## INSTRUCTIONS TO FOLLOW
Search the material below for the word "suppliers" and copy every line in which it occurs.

━━━ RECORDED DATA

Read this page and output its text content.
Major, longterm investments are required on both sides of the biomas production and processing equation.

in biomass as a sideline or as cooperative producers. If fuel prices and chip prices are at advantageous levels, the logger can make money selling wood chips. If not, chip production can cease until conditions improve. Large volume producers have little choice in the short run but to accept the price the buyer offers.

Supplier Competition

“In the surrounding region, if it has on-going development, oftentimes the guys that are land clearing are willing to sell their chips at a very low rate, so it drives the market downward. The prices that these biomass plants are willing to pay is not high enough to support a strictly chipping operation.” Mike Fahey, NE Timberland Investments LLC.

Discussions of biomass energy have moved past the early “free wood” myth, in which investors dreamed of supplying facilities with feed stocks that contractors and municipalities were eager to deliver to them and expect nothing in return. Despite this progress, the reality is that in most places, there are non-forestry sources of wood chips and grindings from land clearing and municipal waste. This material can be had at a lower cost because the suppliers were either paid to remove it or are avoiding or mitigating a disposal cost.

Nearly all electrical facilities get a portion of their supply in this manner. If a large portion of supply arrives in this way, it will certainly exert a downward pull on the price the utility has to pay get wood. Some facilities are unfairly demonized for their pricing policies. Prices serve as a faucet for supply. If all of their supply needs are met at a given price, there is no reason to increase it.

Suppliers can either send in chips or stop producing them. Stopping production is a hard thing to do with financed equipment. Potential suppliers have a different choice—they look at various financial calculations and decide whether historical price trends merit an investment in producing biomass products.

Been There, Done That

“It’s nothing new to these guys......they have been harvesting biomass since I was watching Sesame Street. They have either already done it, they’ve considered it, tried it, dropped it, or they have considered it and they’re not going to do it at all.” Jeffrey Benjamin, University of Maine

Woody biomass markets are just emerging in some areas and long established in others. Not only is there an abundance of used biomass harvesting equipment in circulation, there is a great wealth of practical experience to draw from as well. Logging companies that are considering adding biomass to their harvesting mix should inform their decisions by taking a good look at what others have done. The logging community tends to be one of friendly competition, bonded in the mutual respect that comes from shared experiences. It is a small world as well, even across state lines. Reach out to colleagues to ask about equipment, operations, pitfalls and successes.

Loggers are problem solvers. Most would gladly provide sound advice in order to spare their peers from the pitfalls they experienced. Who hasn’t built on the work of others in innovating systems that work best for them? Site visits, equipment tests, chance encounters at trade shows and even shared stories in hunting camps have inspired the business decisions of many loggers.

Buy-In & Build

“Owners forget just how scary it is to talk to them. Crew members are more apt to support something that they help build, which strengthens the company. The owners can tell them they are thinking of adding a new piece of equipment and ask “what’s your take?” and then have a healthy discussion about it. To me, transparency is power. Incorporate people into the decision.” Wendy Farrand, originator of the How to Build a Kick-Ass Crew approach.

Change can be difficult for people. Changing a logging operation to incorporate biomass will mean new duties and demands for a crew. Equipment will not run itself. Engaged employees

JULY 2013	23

━━━━━━

## TASK OUTPUT
Discussions of biomass energy have moved past the early “free wood” myth, in which investors dreamed of supplying facilities with feed stocks that contractors and municipalities were eager to deliver to them and expect nothing in return. Despite this progress, the reality is that in most places, there are non-forestry sources of wood chips and grindings from land clearing and municipal waste. This material can be had at a lower cost because the suppliers were either paid to remove it or are avoiding or mitigating a disposal cost.
Suppliers can either send in chips or stop producing them. Stopping production is a hard thing to do with financed equipment. Potential suppliers have a different choice—they look at various financial calculations and decide whether historical price trends merit an investment in producing biomass products.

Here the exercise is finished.